Hello Brian, I do not teach (much to my regrets) but I have been thinking about what you describe. See below. On 12/14/06, Brian Blais < bblais@bryant.edu> wrote:
Hello,
I have a couple of classes where I teach introductory programming using Python. What I would love to have is for the students to go through a lot of very small programs, to learn the basic programming structure. Things like, return the maximum in a list, making lists with certain patterns, very simple string parsing, etc. Unfortunately, it takes a lot of time to grade such things by hand, so I would like to automate it as much as possible.
I envision a number of possible solutions. In one solution, I provide a
function template with a docstring, and they have to fill it in to past a doctest. Is there a good (and safe) way to do that online? Something like having a student post code, and the doctest returns. I'd love to allow them to submit until they get it, logging each attempt.

■ **PROVIDED DATA**

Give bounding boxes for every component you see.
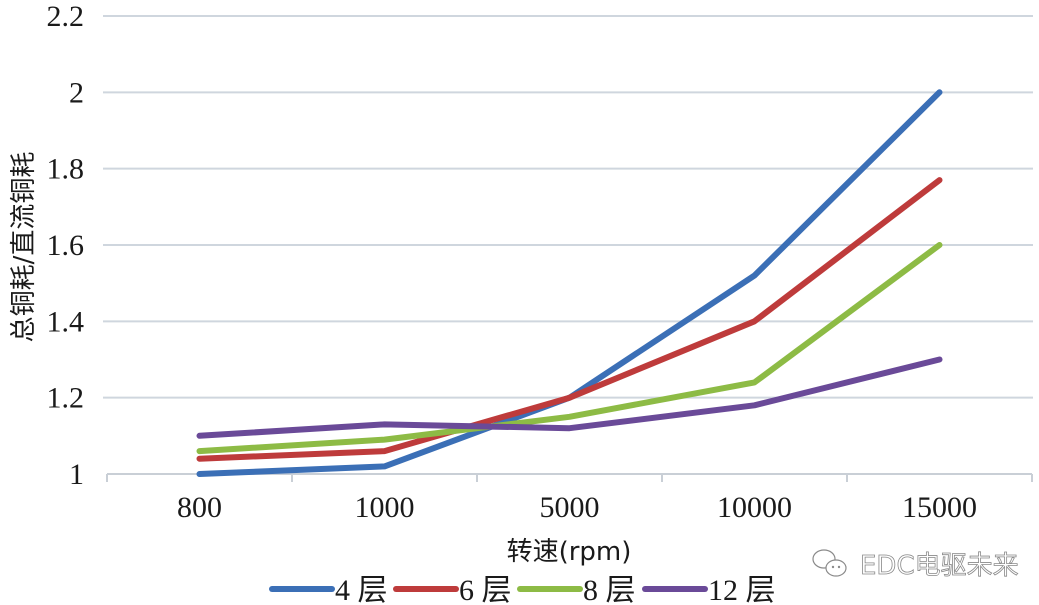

■ **WRITTEN REQUEST 1**
Reproduce word for word the portion of the email on grading Python exercises that begins with the words containing "Hello Brian, I" and ends with "much as possible.".
■ **WRITTEN REQUEST 2**
Extend the email on grading Python exercises, picking up right after its final sentence.

■ **ANSWER 1**
Hello Brian, I do not teach (much to my regrets) but I have been thinking about what you describe. See below. On 12/14/06, Brian Blais < bblais@bryant.edu> wrote:
Hello,
I have a couple of classes where I teach introductory programming using Python. What I would love to have is for the students to go through a lot of very small programs, to learn the basic programming structure. Things like, return the maximum in a list, making lists with certain patterns, very simple string parsing, etc. Unfortunately, it takes a lot of time to grade such things by hand, so I would like to automate it as much as possible.

■ **ANSWER 2**
I may have a partial solution. I (co-)wrote a program called Crunchy (crunchy.sf.net) which, among other features, allow automated correction of code that has to satisfy a given docstring. As it stands, it only allows self-evaluation i.e. there's no login required nor is the solution forwarded to someone else. (This has been requested by others and may, eventually, be incorporated in Crunchy.) So, as a tool for learning, it's working; the grading component is simply not there. However, the code is open-source and you could adopt it to your needs ;-) André Or perhaps there is a better way to do this sort of thing. How do others
who teach Python handle this?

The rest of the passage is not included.